→ Data to use:
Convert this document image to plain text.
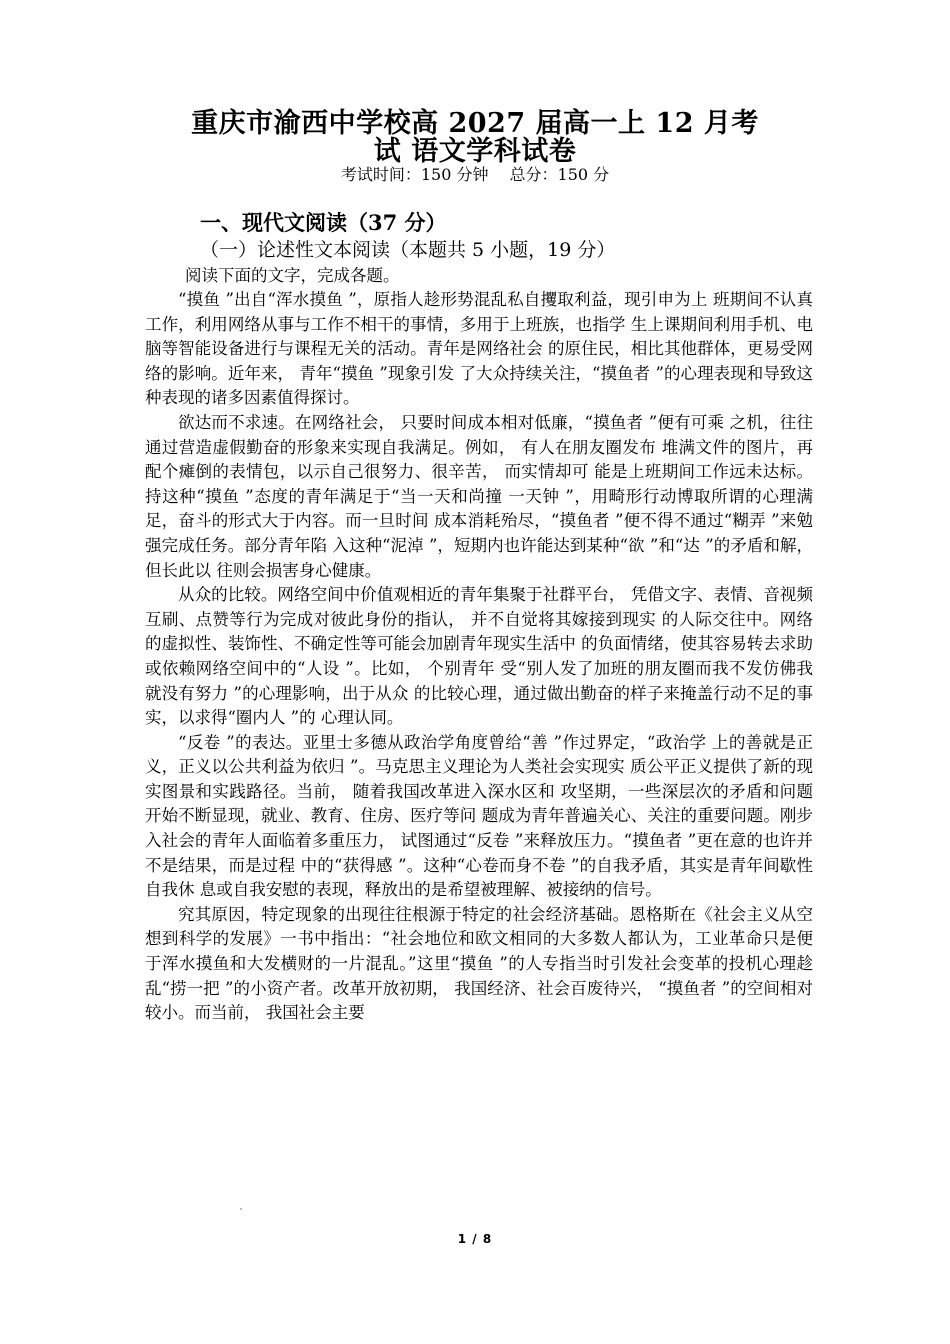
重庆市渝西中学校高 2027 届高一上 12 月考
试 语文学科试卷
考试时间：150 分钟　 总分：150 分
一、现代文阅读（37 分）
（一）论述性文本阅读（本题共 5 小题，19 分）
阅读下面的文字，完成各题。

“摸鱼 ”出自“浑水摸鱼 ”，原指人趁形势混乱私自攫取利益，现引申为上 班期间不认真工作，利用网络从事与工作不相干的事情，多用于上班族，也指学 生上课期间利用手机、电脑等智能设备进行与课程无关的活动。青年是网络社会 的原住民，相比其他群体，更易受网络的影响。近年来， 青年“摸鱼 ”现象引发 了大众持续关注，“摸鱼者 ”的心理表现和导致这种表现的诸多因素值得探讨。

欲达而不求速。在网络社会， 只要时间成本相对低廉，“摸鱼者 ”便有可乘 之机，往往通过营造虚假勤奋的形象来实现自我满足。例如， 有人在朋友圈发布 堆满文件的图片，再配个瘫倒的表情包，以示自己很努力、很辛苦， 而实情却可 能是上班期间工作远未达标。持这种“摸鱼 ”态度的青年满足于“当一天和尚撞 一天钟 ”，用畸形行动博取所谓的心理满足，奋斗的形式大于内容。而一旦时间 成本消耗殆尽，“摸鱼者 ”便不得不通过“糊弄 ”来勉强完成任务。部分青年陷 入这种“泥淖 ”，短期内也许能达到某种“欲 ”和“达 ”的矛盾和解，但长此以 往则会损害身心健康。

从众的比较。网络空间中价值观相近的青年集聚于社群平台， 凭借文字、表情、音视频互刷、点赞等行为完成对彼此身份的指认， 并不自觉将其嫁接到现实 的人际交往中。网络的虚拟性、装饰性、不确定性等可能会加剧青年现实生活中 的负面情绪，使其容易转去求助或依赖网络空间中的“人设 ”。比如， 个别青年 受“别人发了加班的朋友圈而我不发仿佛我就没有努力 ”的心理影响，出于从众 的比较心理，通过做出勤奋的样子来掩盖行动不足的事实，以求得“圈内人 ”的 心理认同。

“反卷 ”的表达。亚里士多德从政治学角度曾给“善 ”作过界定，“政治学 上的善就是正义，正义以公共利益为依归 ”。马克思主义理论为人类社会实现实 质公平正义提供了新的现实图景和实践路径。当前， 随着我国改革进入深水区和 攻坚期，一些深层次的矛盾和问题开始不断显现，就业、教育、住房、医疗等问 题成为青年普遍关心、关注的重要问题。刚步入社会的青年人面临着多重压力， 试图通过“反卷 ”来释放压力。“摸鱼者 ”更在意的也许并不是结果，而是过程 中的“获得感 ”。这种“心卷而身不卷 ”的自我矛盾，其实是青年间歇性自我休 息或自我安慰的表现，释放出的是希望被理解、被接纳的信号。

究其原因，特定现象的出现往往根源于特定的社会经济基础。恩格斯在《社会主义从空想到科学的发展》一书中指出：“社会地位和欧文相同的大多数人都认为，工业革命只是便于浑水摸鱼和大发横财的一片混乱。”这里“摸鱼 ”的人专指当时引发社会变革的投机心理趁乱“捞一把 ”的小资产者。改革开放初期， 我国经济、社会百废待兴， “摸鱼者 ”的空间相对较小。而当前， 我国社会主要

1 / 8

→ Task instructions: Copy every entry word for word, but omit the pictures.

→ Solved problem:
Convert this document image to plain text.
重庆市渝西中学校高 2027 届高一上 12 月考
试 语文学科试卷
考试时间：150 分钟　 总分：150 分
一、现代文阅读（37 分）
（一）论述性文本阅读（本题共 5 小题，19 分）
阅读下面的文字，完成各题。

“摸鱼 ”出自“浑水摸鱼 ”，原指人趁形势混乱私自攫取利益，现引申为上 班期间不认真工作，利用网络从事与工作不相干的事情，多用于上班族，也指学 生上课期间利用手机、电脑等智能设备进行与课程无关的活动。青年是网络社会 的原住民，相比其他群体，更易受网络的影响。近年来， 青年“摸鱼 ”现象引发 了大众持续关注，“摸鱼者 ”的心理表现和导致这种表现的诸多因素值得探讨。

欲达而不求速。在网络社会， 只要时间成本相对低廉，“摸鱼者 ”便有可乘 之机，往往通过营造虚假勤奋的形象来实现自我满足。例如， 有人在朋友圈发布 堆满文件的图片，再配个瘫倒的表情包，以示自己很努力、很辛苦， 而实情却可 能是上班期间工作远未达标。持这种“摸鱼 ”态度的青年满足于“当一天和尚撞 一天钟 ”，用畸形行动博取所谓的心理满足，奋斗的形式大于内容。而一旦时间 成本消耗殆尽，“摸鱼者 ”便不得不通过“糊弄 ”来勉强完成任务。部分青年陷 入这种“泥淖 ”，短期内也许能达到某种“欲 ”和“达 ”的矛盾和解，但长此以 往则会损害身心健康。

从众的比较。网络空间中价值观相近的青年集聚于社群平台， 凭借文字、表情、音视频互刷、点赞等行为完成对彼此身份的指认， 并不自觉将其嫁接到现实 的人际交往中。网络的虚拟性、装饰性、不确定性等可能会加剧青年现实生活中 的负面情绪，使其容易转去求助或依赖网络空间中的“人设 ”。比如， 个别青年 受“别人发了加班的朋友圈而我不发仿佛我就没有努力 ”的心理影响，出于从众 的比较心理，通过做出勤奋的样子来掩盖行动不足的事实，以求得“圈内人 ”的 心理认同。

“反卷 ”的表达。亚里士多德从政治学角度曾给“善 ”作过界定，“政治学 上的善就是正义，正义以公共利益为依归 ”。马克思主义理论为人类社会实现实 质公平正义提供了新的现实图景和实践路径。当前， 随着我国改革进入深水区和 攻坚期，一些深层次的矛盾和问题开始不断显现，就业、教育、住房、医疗等问 题成为青年普遍关心、关注的重要问题。刚步入社会的青年人面临着多重压力， 试图通过“反卷 ”来释放压力。“摸鱼者 ”更在意的也许并不是结果，而是过程 中的“获得感 ”。这种“心卷而身不卷 ”的自我矛盾，其实是青年间歇性自我休 息或自我安慰的表现，释放出的是希望被理解、被接纳的信号。

究其原因，特定现象的出现往往根源于特定的社会经济基础。恩格斯在《社会主义从空想到科学的发展》一书中指出：“社会地位和欧文相同的大多数人都认为，工业革命只是便于浑水摸鱼和大发横财的一片混乱。”这里“摸鱼 ”的人专指当时引发社会变革的投机心理趁乱“捞一把 ”的小资产者。改革开放初期， 我国经济、社会百废待兴， “摸鱼者 ”的空间相对较小。而当前， 我国社会主要

1 / 8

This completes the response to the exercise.